Your task is to show every line in the listing below that includes "screenshot".
BEGIN Material for this task
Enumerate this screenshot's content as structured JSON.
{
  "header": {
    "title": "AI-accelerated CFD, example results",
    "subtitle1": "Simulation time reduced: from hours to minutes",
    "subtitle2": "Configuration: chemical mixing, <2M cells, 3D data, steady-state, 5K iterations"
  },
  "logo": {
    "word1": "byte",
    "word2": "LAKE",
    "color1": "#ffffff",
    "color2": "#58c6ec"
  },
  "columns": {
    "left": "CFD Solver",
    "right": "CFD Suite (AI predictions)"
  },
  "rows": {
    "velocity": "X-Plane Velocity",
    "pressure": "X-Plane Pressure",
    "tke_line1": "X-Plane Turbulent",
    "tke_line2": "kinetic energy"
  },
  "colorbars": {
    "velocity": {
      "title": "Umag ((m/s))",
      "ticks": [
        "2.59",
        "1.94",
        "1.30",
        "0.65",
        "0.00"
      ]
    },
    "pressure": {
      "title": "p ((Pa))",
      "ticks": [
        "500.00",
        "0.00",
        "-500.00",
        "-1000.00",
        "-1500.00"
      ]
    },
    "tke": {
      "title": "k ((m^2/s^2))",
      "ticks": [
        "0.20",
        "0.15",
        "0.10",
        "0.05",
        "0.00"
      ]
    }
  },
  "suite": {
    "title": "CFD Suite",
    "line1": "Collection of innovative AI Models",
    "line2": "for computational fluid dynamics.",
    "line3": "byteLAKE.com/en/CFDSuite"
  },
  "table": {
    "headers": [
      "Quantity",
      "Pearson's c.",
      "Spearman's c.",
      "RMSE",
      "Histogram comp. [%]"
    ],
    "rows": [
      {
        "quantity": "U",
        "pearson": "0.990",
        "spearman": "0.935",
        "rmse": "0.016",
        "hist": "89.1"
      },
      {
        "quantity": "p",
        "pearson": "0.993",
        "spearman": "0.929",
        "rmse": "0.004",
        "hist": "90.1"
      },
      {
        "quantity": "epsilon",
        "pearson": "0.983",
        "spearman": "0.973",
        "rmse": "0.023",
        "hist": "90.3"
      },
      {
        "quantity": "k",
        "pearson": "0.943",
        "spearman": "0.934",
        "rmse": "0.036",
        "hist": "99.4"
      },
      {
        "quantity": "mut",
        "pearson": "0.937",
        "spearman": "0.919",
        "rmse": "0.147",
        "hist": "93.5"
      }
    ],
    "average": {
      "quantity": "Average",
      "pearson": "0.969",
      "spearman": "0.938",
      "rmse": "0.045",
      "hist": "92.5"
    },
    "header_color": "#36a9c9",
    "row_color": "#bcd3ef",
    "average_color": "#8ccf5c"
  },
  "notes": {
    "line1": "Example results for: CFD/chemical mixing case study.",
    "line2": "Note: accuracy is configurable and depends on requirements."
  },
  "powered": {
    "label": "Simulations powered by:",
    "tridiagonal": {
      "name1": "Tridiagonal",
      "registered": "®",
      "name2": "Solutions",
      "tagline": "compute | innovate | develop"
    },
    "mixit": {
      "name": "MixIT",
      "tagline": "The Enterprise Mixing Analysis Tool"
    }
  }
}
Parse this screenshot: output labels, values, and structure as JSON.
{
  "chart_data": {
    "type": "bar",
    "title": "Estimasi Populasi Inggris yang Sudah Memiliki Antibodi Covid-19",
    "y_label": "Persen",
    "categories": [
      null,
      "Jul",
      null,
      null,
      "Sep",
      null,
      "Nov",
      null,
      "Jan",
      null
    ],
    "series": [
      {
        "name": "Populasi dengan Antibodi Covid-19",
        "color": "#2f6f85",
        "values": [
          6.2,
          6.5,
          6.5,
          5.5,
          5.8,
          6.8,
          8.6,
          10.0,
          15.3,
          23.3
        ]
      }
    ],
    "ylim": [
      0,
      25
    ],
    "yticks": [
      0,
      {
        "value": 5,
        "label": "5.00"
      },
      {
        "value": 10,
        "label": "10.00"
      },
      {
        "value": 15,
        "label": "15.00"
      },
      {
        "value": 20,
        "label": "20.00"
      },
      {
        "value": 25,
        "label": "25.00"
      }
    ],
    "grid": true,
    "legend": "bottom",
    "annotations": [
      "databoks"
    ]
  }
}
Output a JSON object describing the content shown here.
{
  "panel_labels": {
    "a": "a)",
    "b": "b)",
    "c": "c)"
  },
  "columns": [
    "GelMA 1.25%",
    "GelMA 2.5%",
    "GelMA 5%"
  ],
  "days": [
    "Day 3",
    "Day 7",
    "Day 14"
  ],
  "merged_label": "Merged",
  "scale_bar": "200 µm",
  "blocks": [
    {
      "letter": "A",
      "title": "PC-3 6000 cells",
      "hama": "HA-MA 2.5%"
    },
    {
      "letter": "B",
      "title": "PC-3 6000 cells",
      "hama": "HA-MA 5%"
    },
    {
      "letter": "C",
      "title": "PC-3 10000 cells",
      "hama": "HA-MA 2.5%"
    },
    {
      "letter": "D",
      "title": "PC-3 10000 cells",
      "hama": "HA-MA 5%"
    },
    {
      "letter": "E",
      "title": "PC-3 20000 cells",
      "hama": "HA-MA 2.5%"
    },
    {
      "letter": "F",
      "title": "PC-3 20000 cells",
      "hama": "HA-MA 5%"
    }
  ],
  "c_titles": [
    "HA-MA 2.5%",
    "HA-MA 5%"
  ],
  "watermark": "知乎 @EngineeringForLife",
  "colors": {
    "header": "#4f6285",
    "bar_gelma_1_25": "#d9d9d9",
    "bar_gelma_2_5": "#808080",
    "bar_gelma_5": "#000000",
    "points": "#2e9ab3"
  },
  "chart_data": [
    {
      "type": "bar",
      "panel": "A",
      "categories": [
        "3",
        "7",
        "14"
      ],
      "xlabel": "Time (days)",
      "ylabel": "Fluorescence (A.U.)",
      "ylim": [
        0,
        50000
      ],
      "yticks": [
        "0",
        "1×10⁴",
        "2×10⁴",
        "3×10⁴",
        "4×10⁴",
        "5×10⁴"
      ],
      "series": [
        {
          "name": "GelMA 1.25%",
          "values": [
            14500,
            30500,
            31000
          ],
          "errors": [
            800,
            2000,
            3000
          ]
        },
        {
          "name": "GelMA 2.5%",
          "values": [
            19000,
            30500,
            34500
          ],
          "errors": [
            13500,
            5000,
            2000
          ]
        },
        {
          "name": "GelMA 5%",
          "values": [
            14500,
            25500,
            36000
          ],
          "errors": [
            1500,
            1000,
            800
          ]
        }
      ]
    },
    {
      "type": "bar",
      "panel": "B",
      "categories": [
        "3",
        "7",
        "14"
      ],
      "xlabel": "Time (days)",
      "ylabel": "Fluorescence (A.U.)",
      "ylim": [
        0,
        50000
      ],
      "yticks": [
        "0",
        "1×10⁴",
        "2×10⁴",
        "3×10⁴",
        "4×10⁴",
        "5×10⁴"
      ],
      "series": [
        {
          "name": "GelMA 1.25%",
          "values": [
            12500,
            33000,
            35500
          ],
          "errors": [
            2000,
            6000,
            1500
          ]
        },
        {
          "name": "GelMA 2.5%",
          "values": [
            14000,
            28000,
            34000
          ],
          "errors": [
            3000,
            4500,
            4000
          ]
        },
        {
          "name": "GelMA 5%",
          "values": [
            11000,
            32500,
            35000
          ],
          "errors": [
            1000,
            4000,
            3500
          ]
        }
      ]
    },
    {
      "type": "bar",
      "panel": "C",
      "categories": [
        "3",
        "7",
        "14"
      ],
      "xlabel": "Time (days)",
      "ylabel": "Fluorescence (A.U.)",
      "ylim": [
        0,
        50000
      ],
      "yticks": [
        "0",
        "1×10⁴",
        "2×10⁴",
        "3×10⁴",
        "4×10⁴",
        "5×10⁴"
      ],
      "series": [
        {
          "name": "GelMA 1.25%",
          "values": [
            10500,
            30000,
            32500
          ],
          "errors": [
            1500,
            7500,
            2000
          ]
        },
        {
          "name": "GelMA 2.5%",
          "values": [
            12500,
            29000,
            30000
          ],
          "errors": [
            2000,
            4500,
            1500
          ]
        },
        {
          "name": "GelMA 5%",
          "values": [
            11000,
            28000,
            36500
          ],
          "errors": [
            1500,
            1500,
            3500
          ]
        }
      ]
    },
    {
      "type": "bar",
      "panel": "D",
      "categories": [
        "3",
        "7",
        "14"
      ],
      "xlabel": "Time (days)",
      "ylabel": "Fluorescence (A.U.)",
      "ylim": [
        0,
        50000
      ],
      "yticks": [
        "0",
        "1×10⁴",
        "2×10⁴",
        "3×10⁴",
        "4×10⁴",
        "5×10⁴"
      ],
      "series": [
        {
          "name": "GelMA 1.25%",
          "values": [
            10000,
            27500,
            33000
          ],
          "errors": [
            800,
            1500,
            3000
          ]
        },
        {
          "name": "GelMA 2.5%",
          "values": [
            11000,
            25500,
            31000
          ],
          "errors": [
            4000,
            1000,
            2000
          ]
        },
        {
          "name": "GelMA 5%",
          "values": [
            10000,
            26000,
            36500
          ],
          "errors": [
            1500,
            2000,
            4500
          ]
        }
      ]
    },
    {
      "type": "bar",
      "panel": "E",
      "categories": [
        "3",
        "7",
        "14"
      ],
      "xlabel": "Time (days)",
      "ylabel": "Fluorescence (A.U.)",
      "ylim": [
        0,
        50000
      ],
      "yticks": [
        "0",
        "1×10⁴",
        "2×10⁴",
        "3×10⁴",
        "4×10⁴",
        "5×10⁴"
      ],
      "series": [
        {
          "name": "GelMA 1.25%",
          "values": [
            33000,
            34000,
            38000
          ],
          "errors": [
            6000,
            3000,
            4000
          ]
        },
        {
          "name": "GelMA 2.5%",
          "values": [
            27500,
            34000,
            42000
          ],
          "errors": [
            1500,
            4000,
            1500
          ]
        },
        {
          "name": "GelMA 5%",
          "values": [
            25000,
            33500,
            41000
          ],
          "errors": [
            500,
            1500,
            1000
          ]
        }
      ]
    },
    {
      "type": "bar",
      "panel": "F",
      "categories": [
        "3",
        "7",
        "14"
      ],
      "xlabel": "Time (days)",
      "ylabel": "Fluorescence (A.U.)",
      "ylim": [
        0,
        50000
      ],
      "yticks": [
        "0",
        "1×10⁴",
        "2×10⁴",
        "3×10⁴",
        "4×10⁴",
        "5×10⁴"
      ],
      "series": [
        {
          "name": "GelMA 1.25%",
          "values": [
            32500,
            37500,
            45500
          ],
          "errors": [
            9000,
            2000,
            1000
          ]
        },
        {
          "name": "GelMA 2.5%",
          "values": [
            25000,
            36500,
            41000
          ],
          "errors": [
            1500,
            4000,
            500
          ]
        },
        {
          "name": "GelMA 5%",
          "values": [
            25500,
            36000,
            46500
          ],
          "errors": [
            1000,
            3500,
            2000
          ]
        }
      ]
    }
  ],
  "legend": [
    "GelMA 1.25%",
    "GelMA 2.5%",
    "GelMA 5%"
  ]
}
END Material for this task
**Answer space**
Enumerate this screenshot's content as structured JSON.
Parse this screenshot: output labels, values, and structure as JSON.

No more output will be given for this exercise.